+++ Material to process +++

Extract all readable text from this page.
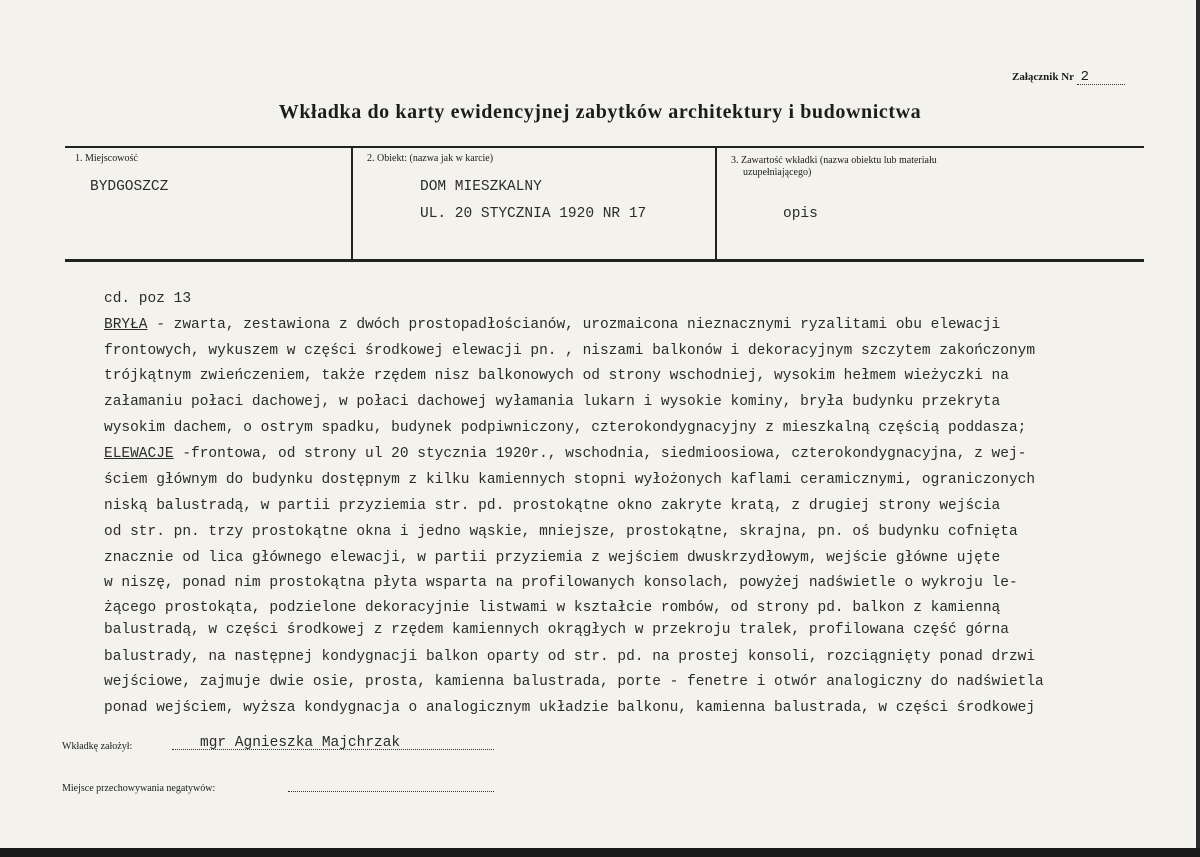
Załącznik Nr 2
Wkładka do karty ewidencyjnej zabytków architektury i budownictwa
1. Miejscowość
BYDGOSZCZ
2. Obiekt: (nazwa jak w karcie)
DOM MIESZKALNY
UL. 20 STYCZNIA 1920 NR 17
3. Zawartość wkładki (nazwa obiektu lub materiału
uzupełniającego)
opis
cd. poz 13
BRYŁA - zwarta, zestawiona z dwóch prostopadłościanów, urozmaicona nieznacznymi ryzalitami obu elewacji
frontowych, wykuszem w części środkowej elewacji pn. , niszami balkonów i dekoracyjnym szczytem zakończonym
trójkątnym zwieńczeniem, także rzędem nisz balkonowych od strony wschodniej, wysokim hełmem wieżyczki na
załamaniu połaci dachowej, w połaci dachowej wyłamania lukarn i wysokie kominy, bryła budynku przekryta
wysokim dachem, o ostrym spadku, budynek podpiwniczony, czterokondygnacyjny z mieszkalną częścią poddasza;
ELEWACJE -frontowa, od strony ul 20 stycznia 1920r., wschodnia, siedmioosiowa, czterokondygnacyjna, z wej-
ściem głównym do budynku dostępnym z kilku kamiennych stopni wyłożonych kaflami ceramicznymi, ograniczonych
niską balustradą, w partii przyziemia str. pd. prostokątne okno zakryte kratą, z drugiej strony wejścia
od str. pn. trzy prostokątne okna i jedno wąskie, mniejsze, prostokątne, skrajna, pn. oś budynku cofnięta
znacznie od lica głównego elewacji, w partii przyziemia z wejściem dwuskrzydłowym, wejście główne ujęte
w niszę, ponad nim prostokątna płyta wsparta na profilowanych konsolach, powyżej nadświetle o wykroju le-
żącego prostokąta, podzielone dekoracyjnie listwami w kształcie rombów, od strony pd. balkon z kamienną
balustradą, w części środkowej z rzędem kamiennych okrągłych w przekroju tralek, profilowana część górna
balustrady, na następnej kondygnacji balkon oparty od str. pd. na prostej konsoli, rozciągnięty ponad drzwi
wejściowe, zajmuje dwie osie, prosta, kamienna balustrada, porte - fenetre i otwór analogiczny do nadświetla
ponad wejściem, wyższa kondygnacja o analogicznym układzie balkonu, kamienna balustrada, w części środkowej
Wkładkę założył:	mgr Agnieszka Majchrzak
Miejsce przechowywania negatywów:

+++
+++ Material to process +++

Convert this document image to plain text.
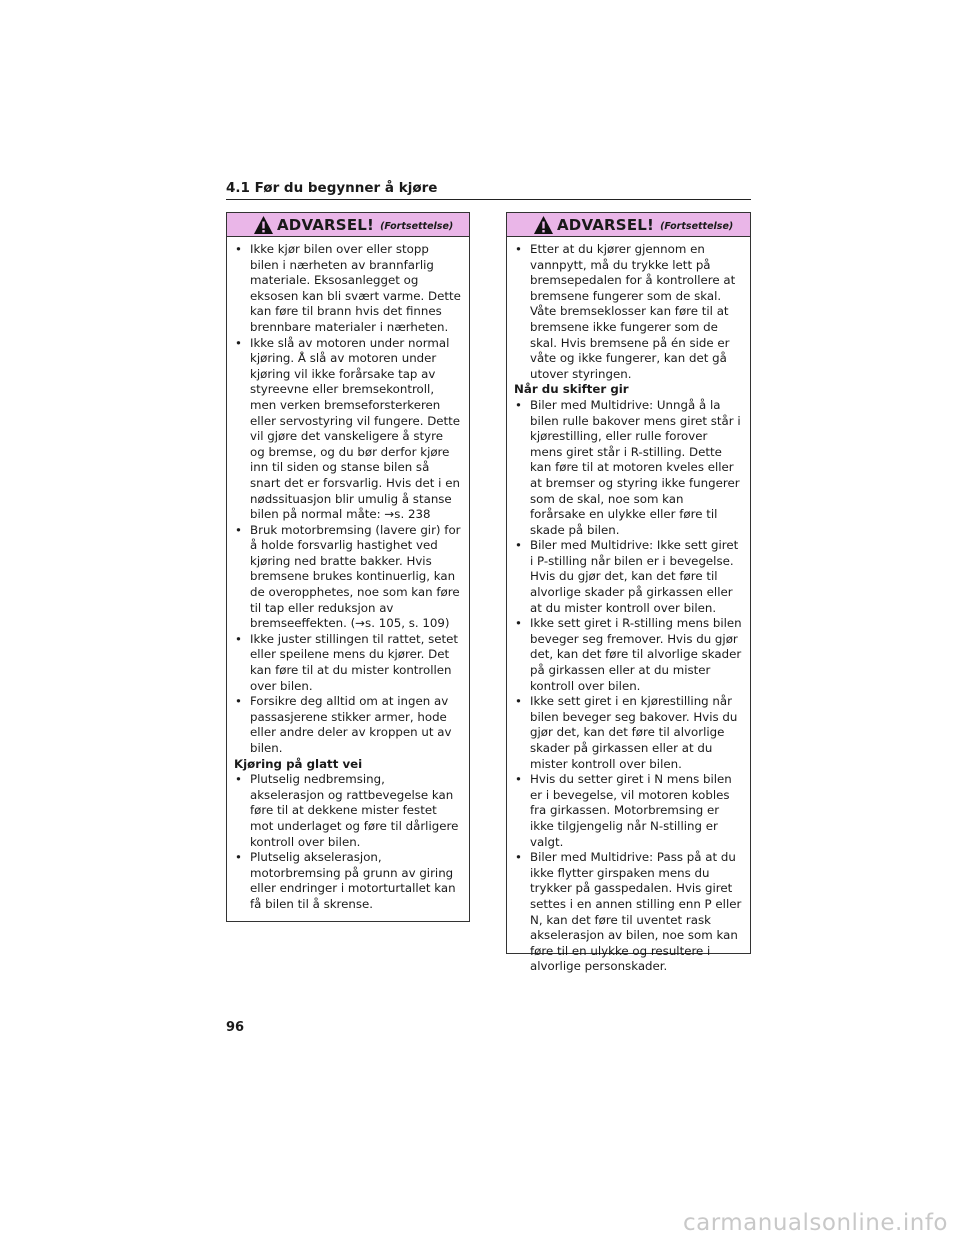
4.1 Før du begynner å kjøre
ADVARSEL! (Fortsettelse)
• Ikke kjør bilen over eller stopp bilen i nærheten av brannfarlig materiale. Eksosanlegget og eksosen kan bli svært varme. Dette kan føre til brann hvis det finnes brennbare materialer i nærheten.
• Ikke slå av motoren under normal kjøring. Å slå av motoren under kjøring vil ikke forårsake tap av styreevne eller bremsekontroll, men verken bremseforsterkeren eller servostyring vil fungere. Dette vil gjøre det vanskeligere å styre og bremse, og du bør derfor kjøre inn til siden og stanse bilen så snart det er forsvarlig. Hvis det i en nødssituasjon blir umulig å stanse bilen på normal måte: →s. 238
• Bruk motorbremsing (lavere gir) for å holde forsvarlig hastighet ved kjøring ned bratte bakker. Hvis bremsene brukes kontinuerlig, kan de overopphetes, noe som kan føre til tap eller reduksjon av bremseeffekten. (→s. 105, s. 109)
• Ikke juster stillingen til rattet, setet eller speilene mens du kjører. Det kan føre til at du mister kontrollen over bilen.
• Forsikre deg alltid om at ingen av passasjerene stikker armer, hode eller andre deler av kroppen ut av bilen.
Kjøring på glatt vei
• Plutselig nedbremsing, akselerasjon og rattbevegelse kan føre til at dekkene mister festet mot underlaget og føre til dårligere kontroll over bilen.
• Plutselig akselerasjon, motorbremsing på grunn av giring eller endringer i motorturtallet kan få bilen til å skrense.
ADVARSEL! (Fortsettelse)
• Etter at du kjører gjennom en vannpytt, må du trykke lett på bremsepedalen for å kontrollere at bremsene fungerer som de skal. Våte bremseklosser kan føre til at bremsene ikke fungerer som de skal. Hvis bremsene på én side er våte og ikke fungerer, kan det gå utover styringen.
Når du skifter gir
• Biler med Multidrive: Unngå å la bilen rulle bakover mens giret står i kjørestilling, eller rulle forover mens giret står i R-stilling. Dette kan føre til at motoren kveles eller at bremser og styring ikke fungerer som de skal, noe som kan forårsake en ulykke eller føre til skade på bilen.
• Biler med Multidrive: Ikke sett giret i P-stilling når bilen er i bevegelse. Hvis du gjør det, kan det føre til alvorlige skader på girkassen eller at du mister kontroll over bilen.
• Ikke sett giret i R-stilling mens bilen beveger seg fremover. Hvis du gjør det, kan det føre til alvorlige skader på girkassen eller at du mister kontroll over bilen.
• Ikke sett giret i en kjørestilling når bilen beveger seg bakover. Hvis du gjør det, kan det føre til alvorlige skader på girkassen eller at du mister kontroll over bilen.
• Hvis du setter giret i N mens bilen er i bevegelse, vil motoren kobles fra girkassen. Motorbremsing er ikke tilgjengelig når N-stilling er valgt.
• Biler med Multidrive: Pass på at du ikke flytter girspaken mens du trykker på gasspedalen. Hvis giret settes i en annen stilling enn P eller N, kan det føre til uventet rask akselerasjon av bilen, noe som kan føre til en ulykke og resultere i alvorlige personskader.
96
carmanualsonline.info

+++
+++ Material to process +++

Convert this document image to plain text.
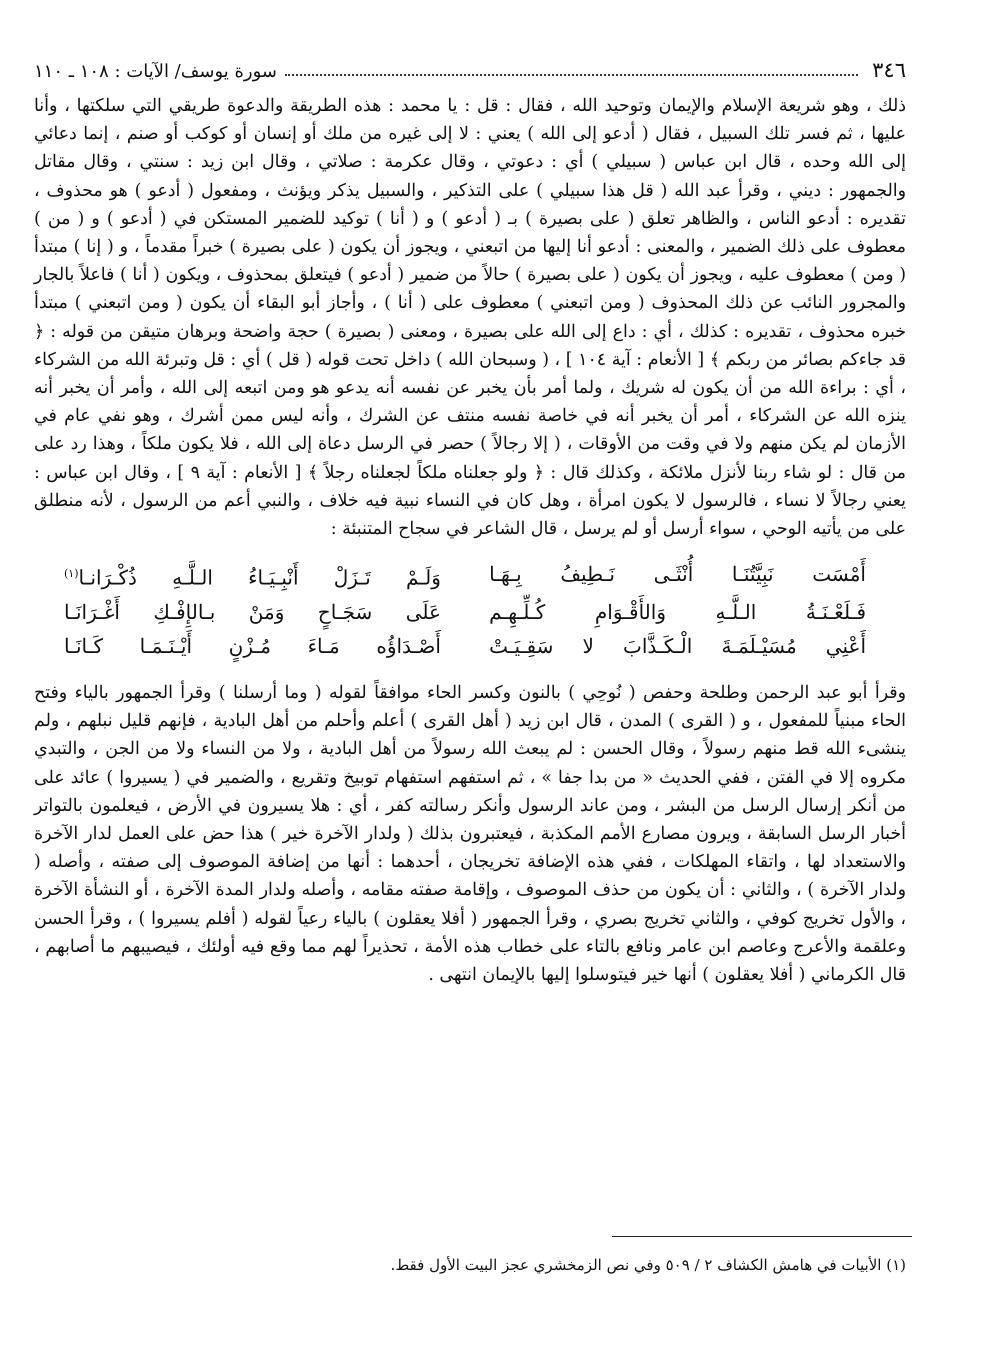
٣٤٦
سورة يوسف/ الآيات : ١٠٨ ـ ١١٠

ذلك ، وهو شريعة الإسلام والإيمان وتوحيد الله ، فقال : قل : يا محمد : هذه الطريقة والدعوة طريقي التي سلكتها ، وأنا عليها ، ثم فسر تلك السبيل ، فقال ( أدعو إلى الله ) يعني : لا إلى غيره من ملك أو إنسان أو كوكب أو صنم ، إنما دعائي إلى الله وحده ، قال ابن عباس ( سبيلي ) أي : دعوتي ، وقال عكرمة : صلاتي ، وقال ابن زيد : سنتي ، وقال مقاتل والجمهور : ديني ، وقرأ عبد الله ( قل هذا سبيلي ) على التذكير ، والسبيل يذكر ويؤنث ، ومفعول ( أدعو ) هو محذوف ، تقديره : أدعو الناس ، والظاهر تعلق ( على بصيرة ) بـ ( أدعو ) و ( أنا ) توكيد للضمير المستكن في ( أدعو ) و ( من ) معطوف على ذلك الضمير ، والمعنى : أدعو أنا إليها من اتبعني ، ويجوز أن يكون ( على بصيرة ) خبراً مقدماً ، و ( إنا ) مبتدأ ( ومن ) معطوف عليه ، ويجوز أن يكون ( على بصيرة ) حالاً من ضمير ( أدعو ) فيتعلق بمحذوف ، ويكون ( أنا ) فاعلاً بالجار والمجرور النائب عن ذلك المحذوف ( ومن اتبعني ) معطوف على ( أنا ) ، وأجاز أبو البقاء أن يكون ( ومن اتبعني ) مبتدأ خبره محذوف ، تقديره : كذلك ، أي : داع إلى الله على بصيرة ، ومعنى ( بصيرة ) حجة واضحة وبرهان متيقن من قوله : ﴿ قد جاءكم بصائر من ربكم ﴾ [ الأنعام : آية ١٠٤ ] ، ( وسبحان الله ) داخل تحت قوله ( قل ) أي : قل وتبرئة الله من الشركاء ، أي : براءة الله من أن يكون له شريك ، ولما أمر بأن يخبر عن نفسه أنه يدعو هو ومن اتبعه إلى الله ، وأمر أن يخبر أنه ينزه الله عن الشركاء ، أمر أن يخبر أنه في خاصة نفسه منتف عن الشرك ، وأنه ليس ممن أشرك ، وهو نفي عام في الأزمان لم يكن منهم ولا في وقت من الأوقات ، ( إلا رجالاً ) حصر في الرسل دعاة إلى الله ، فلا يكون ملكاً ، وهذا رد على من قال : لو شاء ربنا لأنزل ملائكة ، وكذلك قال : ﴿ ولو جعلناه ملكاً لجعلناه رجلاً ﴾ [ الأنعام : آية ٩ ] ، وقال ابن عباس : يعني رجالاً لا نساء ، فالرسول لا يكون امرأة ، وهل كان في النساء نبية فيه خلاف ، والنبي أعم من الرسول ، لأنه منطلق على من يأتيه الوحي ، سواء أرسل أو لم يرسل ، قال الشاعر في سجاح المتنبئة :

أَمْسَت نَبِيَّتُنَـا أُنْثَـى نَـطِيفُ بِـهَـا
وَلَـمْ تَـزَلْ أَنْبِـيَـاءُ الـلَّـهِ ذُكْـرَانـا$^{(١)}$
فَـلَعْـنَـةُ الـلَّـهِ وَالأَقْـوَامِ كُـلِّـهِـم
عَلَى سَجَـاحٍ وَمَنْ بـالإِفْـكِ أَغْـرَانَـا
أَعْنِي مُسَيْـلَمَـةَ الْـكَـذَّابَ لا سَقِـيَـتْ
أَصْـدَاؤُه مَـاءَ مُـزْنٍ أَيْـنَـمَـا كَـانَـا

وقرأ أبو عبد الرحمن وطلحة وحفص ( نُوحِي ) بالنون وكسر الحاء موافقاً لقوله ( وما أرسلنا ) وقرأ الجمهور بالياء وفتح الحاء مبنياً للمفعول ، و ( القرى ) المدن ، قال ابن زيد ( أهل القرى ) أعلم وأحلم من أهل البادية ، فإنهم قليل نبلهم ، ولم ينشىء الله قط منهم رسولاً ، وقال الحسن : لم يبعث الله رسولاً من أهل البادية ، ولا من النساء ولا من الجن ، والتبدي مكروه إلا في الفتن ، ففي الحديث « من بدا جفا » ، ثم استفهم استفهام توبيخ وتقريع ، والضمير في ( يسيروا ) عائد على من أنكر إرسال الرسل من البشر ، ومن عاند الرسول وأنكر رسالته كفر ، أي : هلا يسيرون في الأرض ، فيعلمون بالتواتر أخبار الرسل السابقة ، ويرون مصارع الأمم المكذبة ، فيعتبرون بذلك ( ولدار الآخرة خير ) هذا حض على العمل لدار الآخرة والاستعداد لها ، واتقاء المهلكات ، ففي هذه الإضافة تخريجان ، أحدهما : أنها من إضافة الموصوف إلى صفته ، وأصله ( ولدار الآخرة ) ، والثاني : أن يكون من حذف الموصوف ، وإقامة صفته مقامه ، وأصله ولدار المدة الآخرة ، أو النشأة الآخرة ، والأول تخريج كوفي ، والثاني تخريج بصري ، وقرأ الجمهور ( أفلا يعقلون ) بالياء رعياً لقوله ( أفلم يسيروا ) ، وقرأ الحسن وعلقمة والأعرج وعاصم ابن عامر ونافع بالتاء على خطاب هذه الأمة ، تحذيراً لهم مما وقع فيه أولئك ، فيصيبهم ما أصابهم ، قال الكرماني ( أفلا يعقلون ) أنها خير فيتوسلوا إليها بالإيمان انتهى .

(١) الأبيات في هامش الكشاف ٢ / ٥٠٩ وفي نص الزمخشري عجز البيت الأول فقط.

+++

* What is required
Say only how many lines in the records carry the word "balustrada".

* Answer
2